In the items below, please quote the stretch from the line containing "slide-subtitle: F-ring Orbits" through the line containing "right-plot-axes — [572, 463, 890, 473]", both ends included, without changing a character.

** Begin Dataset records **

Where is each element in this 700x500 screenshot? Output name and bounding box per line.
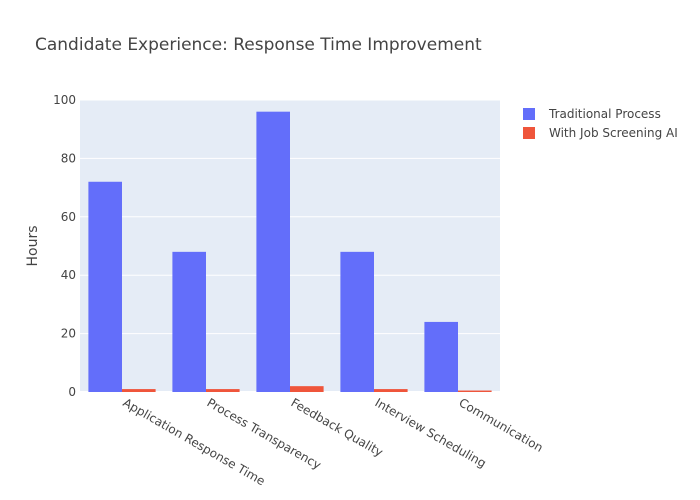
chart-title: Candidate Experience: Response Time Impr… [35,35,482,55]
bar-ai-1[interactable] [206,389,240,392]
y-axis-ticks: 0 20 40 60 80 100 [53,93,76,399]
y-tick-label: 40 [61,268,76,282]
y-tick-label: 0 [68,385,76,399]
legend-label[interactable]: Traditional Process [548,107,661,121]
x-tick-label: Application Response Time [121,395,268,488]
legend[interactable]: Traditional Process With Job Screening AI [523,107,678,140]
bar-ai-2[interactable] [290,386,324,392]
legend-label[interactable]: With Job Screening AI [549,126,678,140]
bar-ai-0[interactable] [122,389,156,392]
y-tick-label: 60 [61,210,76,224]
y-tick-label: 80 [61,151,76,165]
y-axis-title: Hours [25,225,41,266]
bar-ai-4[interactable] [458,390,492,392]
bar-traditional-1[interactable] [172,251,206,392]
bar-traditional-0[interactable] [88,181,122,392]
legend-swatch[interactable] [523,127,535,139]
bar-traditional-3[interactable] [340,251,374,392]
y-tick-label: 20 [61,327,76,341]
bar-ai-3[interactable] [374,389,408,392]
bar-traditional-2[interactable] [256,111,290,393]
x-tick-label: Communication [457,395,546,454]
legend-swatch[interactable] [523,108,535,120]
bars [88,111,492,393]
y-tick-label: 100 [53,93,76,107]
bar-traditional-4[interactable] [424,321,458,392]
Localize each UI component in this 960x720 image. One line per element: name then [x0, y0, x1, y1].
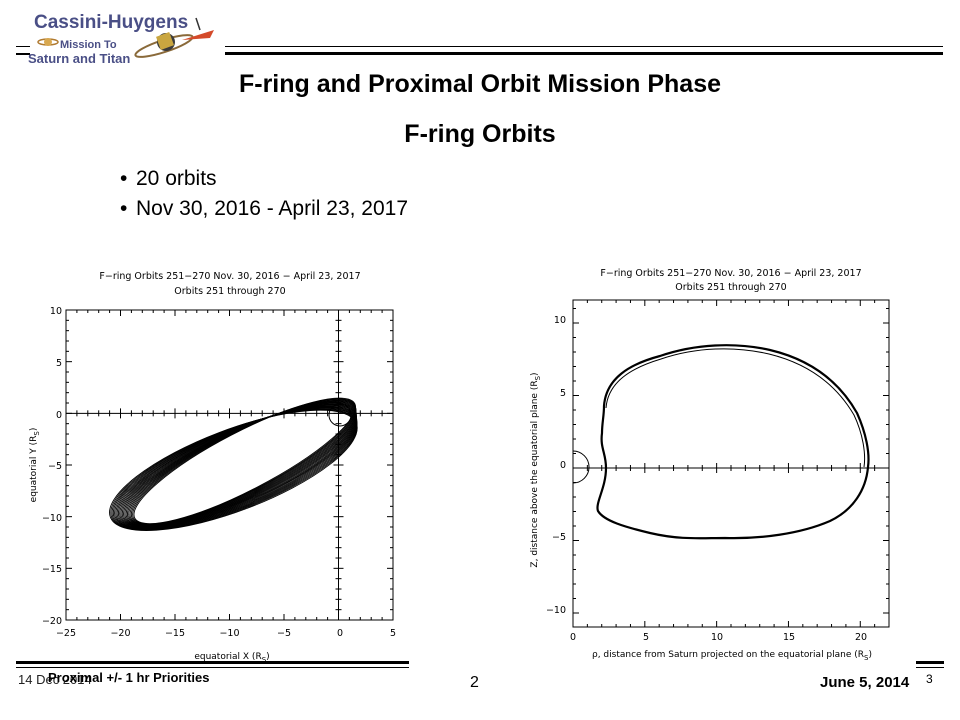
slide-subtitle: F-ring Orbits — [404, 120, 556, 148]
right-y-tick-label: 5 — [560, 388, 566, 399]
left-plot-frame — [65, 309, 394, 621]
right-y-tick-label: −5 — [552, 532, 566, 543]
left-plot-axes — [65, 309, 394, 621]
bullet-list: • 20 orbits • Nov 30, 2016 - April 23, 201… — [120, 164, 408, 224]
right-plot-axes — [572, 463, 890, 473]
right-y-tick-labels: 10 5 0 −5 −10 — [546, 315, 566, 616]
left-plot-ticks — [65, 309, 394, 621]
right-plot-ticks — [572, 300, 890, 627]
right-plot-orbit-inner — [605, 348, 866, 468]
header-rule-left-short — [16, 46, 30, 47]
right-y-tick-label: −10 — [546, 605, 566, 616]
left-x-tick-label: 5 — [390, 628, 396, 639]
logo-line3: Saturn and Titan — [28, 51, 130, 66]
left-plot-title-line2: Orbits 251 through 270 — [174, 286, 285, 297]
right-y-tick-label: 0 — [560, 460, 566, 471]
left-x-tick-label: 0 — [337, 628, 343, 639]
footer-slide-number: 3 — [926, 672, 933, 686]
left-x-tick-label: −5 — [277, 628, 291, 639]
right-x-tick-labels: 0 5 10 15 20 — [570, 632, 867, 643]
header-rule-top — [225, 46, 943, 47]
logo-line1: Cassini-Huygens — [34, 12, 188, 33]
bullet-icon: • — [120, 167, 128, 190]
footer-rule-thin — [16, 667, 409, 668]
right-plot-title-line2: Orbits 251 through 270 — [675, 282, 786, 293]
cassini-huygens-logo: Cassini-Huygens Mission To Saturn and Ti… — [28, 12, 214, 66]
left-y-tick-label: 10 — [50, 306, 62, 317]
slide-title: F-ring and Proximal Orbit Mission Phase — [238, 70, 722, 98]
left-x-tick-label: −15 — [165, 628, 185, 639]
left-y-tick-labels: 10 5 0 −5 −10 −15 −20 — [42, 306, 62, 627]
right-plot-orbit — [596, 344, 870, 540]
left-x-axis-label: equatorial X (RS) — [194, 652, 269, 664]
right-y-axis-label: Z, distance above the equatorial plane (… — [530, 372, 542, 567]
right-x-axis-label: ρ, distance from Saturn projected on the… — [592, 650, 872, 662]
footer-date-right: June 5, 2014 — [820, 674, 910, 691]
left-y-axis-label: equatorial Y (RS) — [29, 428, 41, 503]
right-y-tick-label: 10 — [554, 315, 566, 326]
header-rule-left-short-thick — [16, 53, 30, 55]
right-x-tick-label: 15 — [783, 632, 795, 643]
right-orbit-plot: F−ring Orbits 251−270 Nov. 30, 2016 − Ap… — [530, 268, 890, 662]
right-x-tick-label: 0 — [570, 632, 576, 643]
saturn-icon — [37, 38, 59, 46]
left-orbit-line — [109, 409, 358, 531]
footer-date-left: 14 Dec 2014 — [18, 672, 92, 687]
left-y-tick-label: −5 — [48, 461, 62, 472]
left-y-tick-label: −20 — [42, 616, 62, 627]
bullet-item: • Nov 30, 2016 - April 23, 2017 — [120, 194, 408, 224]
left-saturn-circle — [328, 403, 352, 427]
spacecraft-icon — [134, 17, 214, 58]
footer-center-text: Proximal +/- 1 hr Priorities — [48, 670, 210, 685]
footer-rule-thick — [16, 661, 409, 664]
left-x-tick-label: −10 — [219, 628, 239, 639]
left-y-tick-label: −10 — [42, 513, 62, 524]
left-x-tick-label: −25 — [56, 628, 76, 639]
left-y-tick-label: 0 — [56, 410, 62, 421]
right-x-tick-label: 10 — [711, 632, 723, 643]
right-x-tick-label: 5 — [643, 632, 649, 643]
left-plot-title-line1: F−ring Orbits 251−270 Nov. 30, 2016 − Ap… — [99, 271, 360, 282]
footer-rule-right-thick — [916, 661, 944, 664]
logo-line2: Mission To — [60, 39, 117, 51]
right-x-tick-label: 20 — [855, 632, 867, 643]
footer-page-number: 2 — [470, 674, 479, 691]
bullet-item: • 20 orbits — [120, 164, 408, 194]
left-plot-orbits — [109, 397, 358, 531]
left-x-tick-labels: −25 −20 −15 −10 −5 0 5 — [56, 628, 396, 639]
footer-rule-right-thin — [916, 667, 944, 668]
bullet-icon: • — [120, 197, 128, 220]
right-plot-title-line1: F−ring Orbits 251−270 Nov. 30, 2016 − Ap… — [600, 268, 861, 279]
header-rule-bottom — [225, 52, 943, 55]
left-orbit-plot: F−ring Orbits 251−270 Nov. 30, 2016 − Ap… — [29, 271, 396, 664]
right-saturn-halfcircle — [572, 450, 590, 484]
left-x-tick-label: −20 — [110, 628, 130, 639]
left-y-tick-label: 5 — [56, 358, 62, 369]
left-y-tick-label: −15 — [42, 564, 62, 575]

** End Dataset records **

*Exercise result*.
slide-subtitle: F-ring Orbits — [404, 120, 556, 148]
right-y-tick-label: 5 — [560, 388, 566, 399]
left-plot-frame — [65, 309, 394, 621]
right-y-tick-label: −5 — [552, 532, 566, 543]
left-plot-axes — [65, 309, 394, 621]
bullet-list: • 20 orbits • Nov 30, 2016 - April 23, 201… — [120, 164, 408, 224]
right-plot-axes — [572, 463, 890, 473]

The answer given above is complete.